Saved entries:

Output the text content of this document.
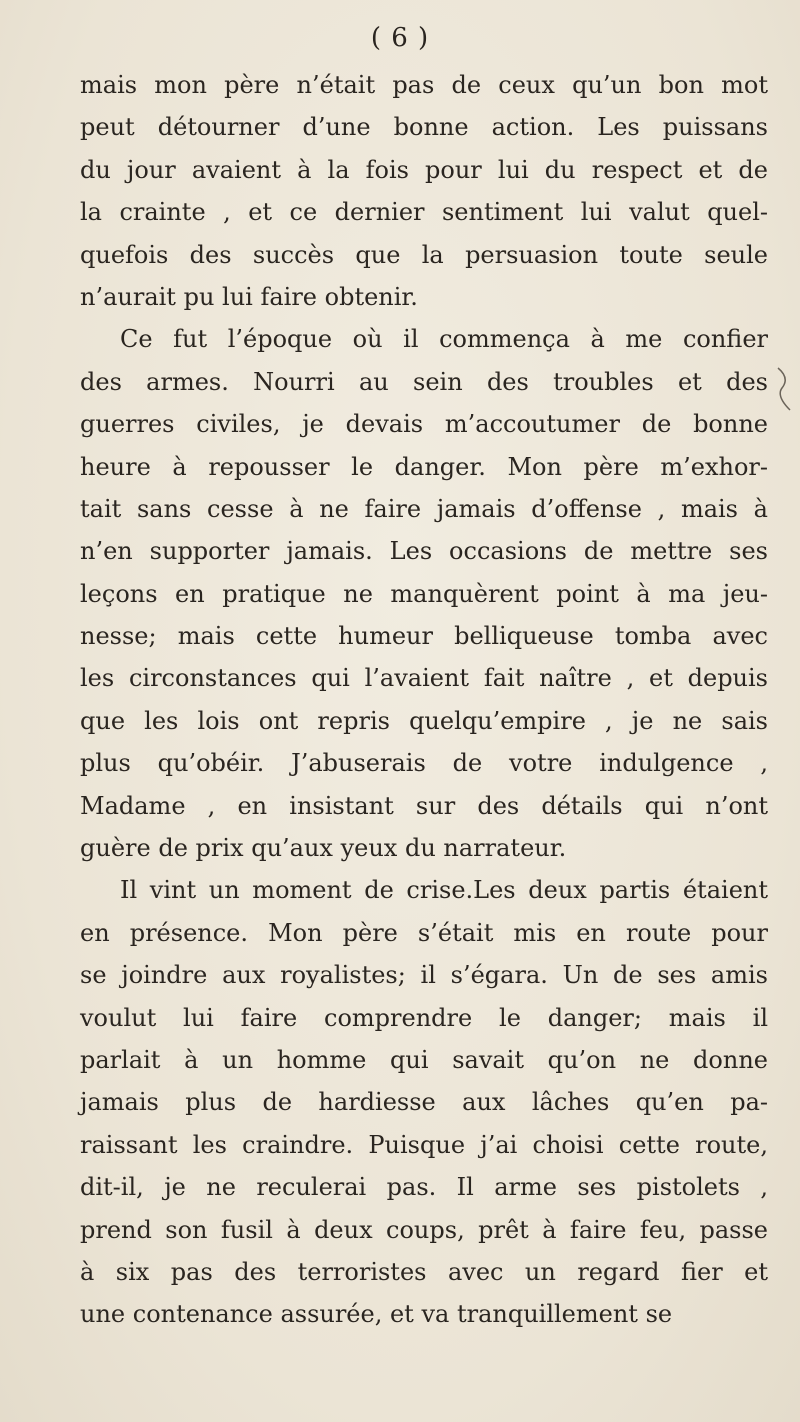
( 6 )
mais mon père n’était pas de ceux qu’un bon mot
peut détourner d’une bonne action. Les puissans
du jour avaient à la fois pour lui du respect et de
la crainte , et ce dernier sentiment lui valut quel-
quefois des succès que la persuasion toute seule
n’aurait pu lui faire obtenir.
Ce fut l’époque où il commença à me confier
des armes. Nourri au sein des troubles et des
guerres civiles, je devais m’accoutumer de bonne
heure à repousser le danger. Mon père m’exhor-
tait sans cesse à ne faire jamais d’offense , mais à
n’en supporter jamais. Les occasions de mettre ses
leçons en pratique ne manquèrent point à ma jeu-
nesse; mais cette humeur belliqueuse tomba avec
les circonstances qui l’avaient fait naître , et depuis
que les lois ont repris quelqu’empire , je ne sais
plus qu’obéir. J’abuserais de votre indulgence ,
Madame , en insistant sur des détails qui n’ont
guère de prix qu’aux yeux du narrateur.
Il vint un moment de crise.Les deux partis étaient
en présence. Mon père s’était mis en route pour
se joindre aux royalistes; il s’égara. Un de ses amis
voulut lui faire comprendre le danger; mais il
parlait à un homme qui savait qu’on ne donne
jamais plus de hardiesse aux lâches qu’en pa-
raissant les craindre. Puisque j’ai choisi cette route,
dit-il, je ne reculerai pas. Il arme ses pistolets ,
prend son fusil à deux coups, prêt à faire feu, passe
à six pas des terroristes avec un regard fier et
une contenance assurée, et va tranquillement se
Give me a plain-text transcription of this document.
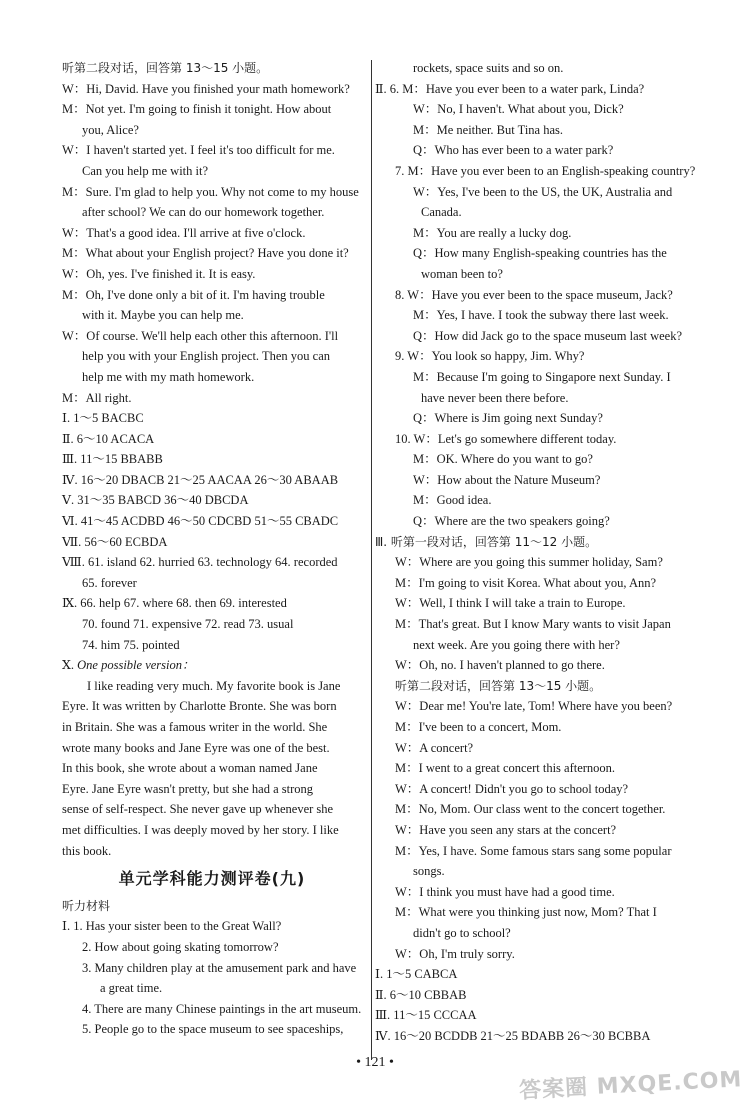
听第二段对话，回答第 13～15 小题。
W：Hi, David. Have you finished your math homework?
M：Not yet. I'm going to finish it tonight. How about
you, Alice?
W：I haven't started yet. I feel it's too difficult for me.
Can you help me with it?
M：Sure. I'm glad to help you. Why not come to my house
after school? We can do our homework together.
W：That's a good idea. I'll arrive at five o'clock.
M：What about your English project? Have you done it?
W：Oh, yes. I've finished it. It is easy.
M：Oh, I've done only a bit of it. I'm having trouble
with it. Maybe you can help me.
W：Of course. We'll help each other this afternoon. I'll
help you with your English project. Then you can
help me with my math homework.
M：All right.
Ⅰ. 1～5 BACBC
Ⅱ. 6～10 ACACA
Ⅲ. 11～15 BBABB
Ⅳ. 16～20 DBACB 21～25 AACAA 26～30 ABAAB
Ⅴ. 31～35 BABCD 36～40 DBCDA
Ⅵ. 41～45 ACDBD 46～50 CDCBD 51～55 CBADC
Ⅶ. 56～60 ECBDA
Ⅷ. 61. island 62. hurried 63. technology 64. recorded
65. forever
Ⅸ. 66. help 67. where 68. then 69. interested
70. found 71. expensive 72. read 73. usual
74. him 75. pointed
Ⅹ. One possible version：
I like reading very much. My favorite book is Jane
Eyre. It was written by Charlotte Bronte. She was born
in Britain. She was a famous writer in the world. She
wrote many books and Jane Eyre was one of the best.
In this book, she wrote about a woman named Jane
Eyre. Jane Eyre wasn't pretty, but she had a strong
sense of self-respect. She never gave up whenever she
met difficulties. I was deeply moved by her story. I like
this book.
单元学科能力测评卷(九)
听力材料
Ⅰ. 1. Has your sister been to the Great Wall?
2. How about going skating tomorrow?
3. Many children play at the amusement park and have
a great time.
4. There are many Chinese paintings in the art museum.
5. People go to the space museum to see spaceships,
rockets, space suits and so on.
Ⅱ. 6. M：Have you ever been to a water park, Linda?
W：No, I haven't. What about you, Dick?
M：Me neither. But Tina has.
Q：Who has ever been to a water park?
7. M：Have you ever been to an English-speaking country?
W：Yes, I've been to the US, the UK, Australia and
Canada.
M：You are really a lucky dog.
Q：How many English-speaking countries has the
woman been to?
8. W：Have you ever been to the space museum, Jack?
M：Yes, I have. I took the subway there last week.
Q：How did Jack go to the space museum last week?
9. W：You look so happy, Jim. Why?
M：Because I'm going to Singapore next Sunday. I
have never been there before.
Q：Where is Jim going next Sunday?
10. W：Let's go somewhere different today.
M：OK. Where do you want to go?
W：How about the Nature Museum?
M：Good idea.
Q：Where are the two speakers going?
Ⅲ. 听第一段对话，回答第 11～12 小题。
W：Where are you going this summer holiday, Sam?
M：I'm going to visit Korea. What about you, Ann?
W：Well, I think I will take a train to Europe.
M：That's great. But I know Mary wants to visit Japan
next week. Are you going there with her?
W：Oh, no. I haven't planned to go there.
听第二段对话，回答第 13～15 小题。
W：Dear me! You're late, Tom! Where have you been?
M：I've been to a concert, Mom.
W：A concert?
M：I went to a great concert this afternoon.
W：A concert! Didn't you go to school today?
M：No, Mom. Our class went to the concert together.
W：Have you seen any stars at the concert?
M：Yes, I have. Some famous stars sang some popular
songs.
W：I think you must have had a good time.
M：What were you thinking just now, Mom? That I
didn't go to school?
W：Oh, I'm truly sorry.
Ⅰ. 1～5 CABCA
Ⅱ. 6～10 CBBAB
Ⅲ. 11～15 CCCAA
Ⅳ. 16～20 BCDDB 21～25 BDABB 26～30 BCBBA
• 121 •
答案圈 MXQE.COM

WRITTEN TASK
Leave out the pictures and give the listing above again exactly.

WRITTEN REPLY
Output the text content of this document.
( 6 )
mais mon père n’était pas de ceux qu’un bon mot
peut détourner d’une bonne action. Les puissans
du jour avaient à la fois pour lui du respect et de
la crainte , et ce dernier sentiment lui valut quel-
quefois des succès que la persuasion toute seule
n’aurait pu lui faire obtenir.
Ce fut l’époque où il commença à me confier
des armes. Nourri au sein des troubles et des
guerres civiles, je devais m’accoutumer de bonne
heure à repousser le danger. Mon père m’exhor-
tait sans cesse à ne faire jamais d’offense , mais à
n’en supporter jamais. Les occasions de mettre ses
leçons en pratique ne manquèrent point à ma jeu-
nesse; mais cette humeur belliqueuse tomba avec
les circonstances qui l’avaient fait naître , et depuis
que les lois ont repris quelqu’empire , je ne sais
plus qu’obéir. J’abuserais de votre indulgence ,
Madame , en insistant sur des détails qui n’ont
guère de prix qu’aux yeux du narrateur.
Il vint un moment de crise.Les deux partis étaient
en présence. Mon père s’était mis en route pour
se joindre aux royalistes; il s’égara. Un de ses amis
voulut lui faire comprendre le danger; mais il
parlait à un homme qui savait qu’on ne donne
jamais plus de hardiesse aux lâches qu’en pa-
raissant les craindre. Puisque j’ai choisi cette route,
dit-il, je ne reculerai pas. Il arme ses pistolets ,
prend son fusil à deux coups, prêt à faire feu, passe
à six pas des terroristes avec un regard fier et
une contenance assurée, et va tranquillement se
Give me a plain-text transcription of this document.
听第二段对话，回答第 13～15 小题。
W：Hi, David. Have you finished your math homework?
M：Not yet. I'm going to finish it tonight. How about
you, Alice?
W：I haven't started yet. I feel it's too difficult for me.
Can you help me with it?
M：Sure. I'm glad to help you. Why not come to my house
after school? We can do our homework together.
W：That's a good idea. I'll arrive at five o'clock.
M：What about your English project? Have you done it?
W：Oh, yes. I've finished it. It is easy.
M：Oh, I've done only a bit of it. I'm having trouble
with it. Maybe you can help me.
W：Of course. We'll help each other this afternoon. I'll
help you with your English project. Then you can
help me with my math homework.
M：All right.
Ⅰ. 1～5 BACBC
Ⅱ. 6～10 ACACA
Ⅲ. 11～15 BBABB
Ⅳ. 16～20 DBACB 21～25 AACAA 26～30 ABAAB
Ⅴ. 31～35 BABCD 36～40 DBCDA
Ⅵ. 41～45 ACDBD 46～50 CDCBD 51～55 CBADC
Ⅶ. 56～60 ECBDA
Ⅷ. 61. island 62. hurried 63. technology 64. recorded
65. forever
Ⅸ. 66. help 67. where 68. then 69. interested
70. found 71. expensive 72. read 73. usual
74. him 75. pointed
Ⅹ. One possible version：
I like reading very much. My favorite book is Jane
Eyre. It was written by Charlotte Bronte. She was born
in Britain. She was a famous writer in the world. She
wrote many books and Jane Eyre was one of the best.
In this book, she wrote about a woman named Jane
Eyre. Jane Eyre wasn't pretty, but she had a strong
sense of self-respect. She never gave up whenever she
met difficulties. I was deeply moved by her story. I like
this book.
单元学科能力测评卷(九)
听力材料
Ⅰ. 1. Has your sister been to the Great Wall?
2. How about going skating tomorrow?
3. Many children play at the amusement park and have
a great time.
4. There are many Chinese paintings in the art museum.
5. People go to the space museum to see spaceships,
rockets, space suits and so on.
Ⅱ. 6. M：Have you ever been to a water park, Linda?
W：No, I haven't. What about you, Dick?
M：Me neither. But Tina has.
Q：Who has ever been to a water park?
7. M：Have you ever been to an English-speaking country?
W：Yes, I've been to the US, the UK, Australia and
Canada.
M：You are really a lucky dog.
Q：How many English-speaking countries has the
woman been to?
8. W：Have you ever been to the space museum, Jack?
M：Yes, I have. I took the subway there last week.
Q：How did Jack go to the space museum last week?
9. W：You look so happy, Jim. Why?
M：Because I'm going to Singapore next Sunday. I
have never been there before.
Q：Where is Jim going next Sunday?
10. W：Let's go somewhere different today.
M：OK. Where do you want to go?
W：How about the Nature Museum?
M：Good idea.
Q：Where are the two speakers going?
Ⅲ. 听第一段对话，回答第 11～12 小题。
W：Where are you going this summer holiday, Sam?
M：I'm going to visit Korea. What about you, Ann?
W：Well, I think I will take a train to Europe.
M：That's great. But I know Mary wants to visit Japan
next week. Are you going there with her?
W：Oh, no. I haven't planned to go there.
听第二段对话，回答第 13～15 小题。
W：Dear me! You're late, Tom! Where have you been?
M：I've been to a concert, Mom.
W：A concert?
M：I went to a great concert this afternoon.
W：A concert! Didn't you go to school today?
M：No, Mom. Our class went to the concert together.
W：Have you seen any stars at the concert?
M：Yes, I have. Some famous stars sang some popular
songs.
W：I think you must have had a good time.
M：What were you thinking just now, Mom? That I
didn't go to school?
W：Oh, I'm truly sorry.
Ⅰ. 1～5 CABCA
Ⅱ. 6～10 CBBAB
Ⅲ. 11～15 CCCAA
Ⅳ. 16～20 BCDDB 21～25 BDABB 26～30 BCBBA
• 121 •
答案圈 MXQE.COM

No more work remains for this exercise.